Figure collection entries:

□ □ □ □

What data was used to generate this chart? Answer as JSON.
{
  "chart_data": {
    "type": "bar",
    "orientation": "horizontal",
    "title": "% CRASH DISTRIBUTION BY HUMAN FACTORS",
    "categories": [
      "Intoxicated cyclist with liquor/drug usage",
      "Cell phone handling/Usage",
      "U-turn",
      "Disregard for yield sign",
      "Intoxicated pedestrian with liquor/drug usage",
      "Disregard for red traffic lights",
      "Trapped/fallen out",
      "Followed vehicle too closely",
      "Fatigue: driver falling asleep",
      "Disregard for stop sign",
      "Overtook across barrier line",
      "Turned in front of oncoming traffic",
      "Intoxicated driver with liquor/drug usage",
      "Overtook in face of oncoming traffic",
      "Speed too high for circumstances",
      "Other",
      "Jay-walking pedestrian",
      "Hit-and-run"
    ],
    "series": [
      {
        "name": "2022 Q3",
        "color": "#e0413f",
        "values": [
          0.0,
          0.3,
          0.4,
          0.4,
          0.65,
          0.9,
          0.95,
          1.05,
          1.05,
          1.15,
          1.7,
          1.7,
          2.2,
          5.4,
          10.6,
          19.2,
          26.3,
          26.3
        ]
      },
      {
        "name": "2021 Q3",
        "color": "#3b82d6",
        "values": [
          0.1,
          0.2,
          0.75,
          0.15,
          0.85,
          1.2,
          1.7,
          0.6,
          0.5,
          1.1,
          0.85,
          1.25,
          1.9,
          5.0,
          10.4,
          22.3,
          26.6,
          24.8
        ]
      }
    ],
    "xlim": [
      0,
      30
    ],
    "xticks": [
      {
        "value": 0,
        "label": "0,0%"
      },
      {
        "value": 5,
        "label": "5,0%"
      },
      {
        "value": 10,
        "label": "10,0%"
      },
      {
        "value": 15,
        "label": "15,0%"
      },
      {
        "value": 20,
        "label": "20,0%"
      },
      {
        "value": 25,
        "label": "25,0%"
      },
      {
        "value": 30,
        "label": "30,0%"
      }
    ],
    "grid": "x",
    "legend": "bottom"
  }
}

□ □ □ □

Your task is to print the whole listing again exactly.

What data was used to generate this chart? Answer as JSON.
{
  "chart_data": {
    "type": "bar",
    "orientation": "horizontal",
    "title": "% CRASH DISTRIBUTION BY HUMAN FACTORS",
    "categories": [
      "Intoxicated cyclist with liquor/drug usage",
      "Cell phone handling/Usage",
      "U-turn",
      "Disregard for yield sign",
      "Intoxicated pedestrian with liquor/drug usage",
      "Disregard for red traffic lights",
      "Trapped/fallen out",
      "Followed vehicle too closely",
      "Fatigue: driver falling asleep",
      "Disregard for stop sign",
      "Overtook across barrier line",
      "Turned in front of oncoming traffic",
      "Intoxicated driver with liquor/drug usage",
      "Overtook in face of oncoming traffic",
      "Speed too high for circumstances",
      "Other",
      "Jay-walking pedestrian",
      "Hit-and-run"
    ],
    "series": [
      {
        "name": "2022 Q3",
        "color": "#e0413f",
        "values": [
          0.0,
          0.3,
          0.4,
          0.4,
          0.65,
          0.9,
          0.95,
          1.05,
          1.05,
          1.15,
          1.7,
          1.7,
          2.2,
          5.4,
          10.6,
          19.2,
          26.3,
          26.3
        ]
      },
      {
        "name": "2021 Q3",
        "color": "#3b82d6",
        "values": [
          0.1,
          0.2,
          0.75,
          0.15,
          0.85,
          1.2,
          1.7,
          0.6,
          0.5,
          1.1,
          0.85,
          1.25,
          1.9,
          5.0,
          10.4,
          22.3,
          26.6,
          24.8
        ]
      }
    ],
    "xlim": [
      0,
      30
    ],
    "xticks": [
      {
        "value": 0,
        "label": "0,0%"
      },
      {
        "value": 5,
        "label": "5,0%"
      },
      {
        "value": 10,
        "label": "10,0%"
      },
      {
        "value": 15,
        "label": "15,0%"
      },
      {
        "value": 20,
        "label": "20,0%"
      },
      {
        "value": 25,
        "label": "25,0%"
      },
      {
        "value": 30,
        "label": "30,0%"
      }
    ],
    "grid": "x",
    "legend": "bottom"
  }
}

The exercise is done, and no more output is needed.